━━━ DATA EXTRACT ━━━

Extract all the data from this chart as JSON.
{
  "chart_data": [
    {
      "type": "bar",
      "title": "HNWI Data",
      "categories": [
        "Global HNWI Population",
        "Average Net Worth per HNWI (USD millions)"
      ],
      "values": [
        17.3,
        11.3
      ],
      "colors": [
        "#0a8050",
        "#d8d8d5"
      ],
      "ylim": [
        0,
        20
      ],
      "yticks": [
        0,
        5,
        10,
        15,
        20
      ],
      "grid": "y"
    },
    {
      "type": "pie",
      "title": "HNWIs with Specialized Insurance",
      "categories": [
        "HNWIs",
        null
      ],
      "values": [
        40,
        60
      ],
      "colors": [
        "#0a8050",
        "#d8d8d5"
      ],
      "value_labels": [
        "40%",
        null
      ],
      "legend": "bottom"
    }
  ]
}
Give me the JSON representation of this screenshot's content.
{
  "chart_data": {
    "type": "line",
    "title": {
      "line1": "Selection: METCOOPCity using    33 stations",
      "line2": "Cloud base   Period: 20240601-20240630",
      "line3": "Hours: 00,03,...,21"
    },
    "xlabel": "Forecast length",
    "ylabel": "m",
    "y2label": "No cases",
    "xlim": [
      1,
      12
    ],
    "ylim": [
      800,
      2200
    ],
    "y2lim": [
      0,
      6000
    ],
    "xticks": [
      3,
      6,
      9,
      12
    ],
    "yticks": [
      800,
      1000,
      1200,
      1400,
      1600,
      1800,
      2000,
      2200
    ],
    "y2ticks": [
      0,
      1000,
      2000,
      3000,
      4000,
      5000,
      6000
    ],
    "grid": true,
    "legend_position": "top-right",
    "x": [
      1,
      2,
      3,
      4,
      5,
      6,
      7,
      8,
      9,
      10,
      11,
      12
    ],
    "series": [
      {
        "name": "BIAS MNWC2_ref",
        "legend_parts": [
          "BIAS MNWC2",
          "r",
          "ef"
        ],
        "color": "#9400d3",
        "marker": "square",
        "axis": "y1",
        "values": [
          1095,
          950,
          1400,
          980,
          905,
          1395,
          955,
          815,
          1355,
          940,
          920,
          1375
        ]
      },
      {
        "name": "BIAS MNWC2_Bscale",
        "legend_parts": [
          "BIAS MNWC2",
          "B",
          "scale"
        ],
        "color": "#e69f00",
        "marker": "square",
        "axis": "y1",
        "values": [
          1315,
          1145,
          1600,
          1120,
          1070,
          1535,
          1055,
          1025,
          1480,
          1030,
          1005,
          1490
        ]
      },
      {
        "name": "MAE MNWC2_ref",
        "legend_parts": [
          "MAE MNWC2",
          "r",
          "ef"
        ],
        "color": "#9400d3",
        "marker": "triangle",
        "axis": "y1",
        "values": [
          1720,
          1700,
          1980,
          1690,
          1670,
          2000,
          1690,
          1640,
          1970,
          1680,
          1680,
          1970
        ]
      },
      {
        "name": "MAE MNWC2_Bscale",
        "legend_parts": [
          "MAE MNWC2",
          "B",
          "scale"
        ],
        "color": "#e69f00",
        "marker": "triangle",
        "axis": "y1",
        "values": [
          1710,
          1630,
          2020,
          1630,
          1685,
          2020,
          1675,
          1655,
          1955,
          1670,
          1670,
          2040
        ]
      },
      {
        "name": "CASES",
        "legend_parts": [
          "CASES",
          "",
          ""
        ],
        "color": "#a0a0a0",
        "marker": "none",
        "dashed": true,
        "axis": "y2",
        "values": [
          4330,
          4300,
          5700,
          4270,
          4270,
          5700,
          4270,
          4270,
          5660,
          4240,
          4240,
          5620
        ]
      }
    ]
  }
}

━━━

> _REQUIREMENTS_
Show the lines of the records that include the string "this".

> _EXERCISE ANSWER_
Extract all the data from this chart as JSON.
Give me the JSON representation of this screenshot's content.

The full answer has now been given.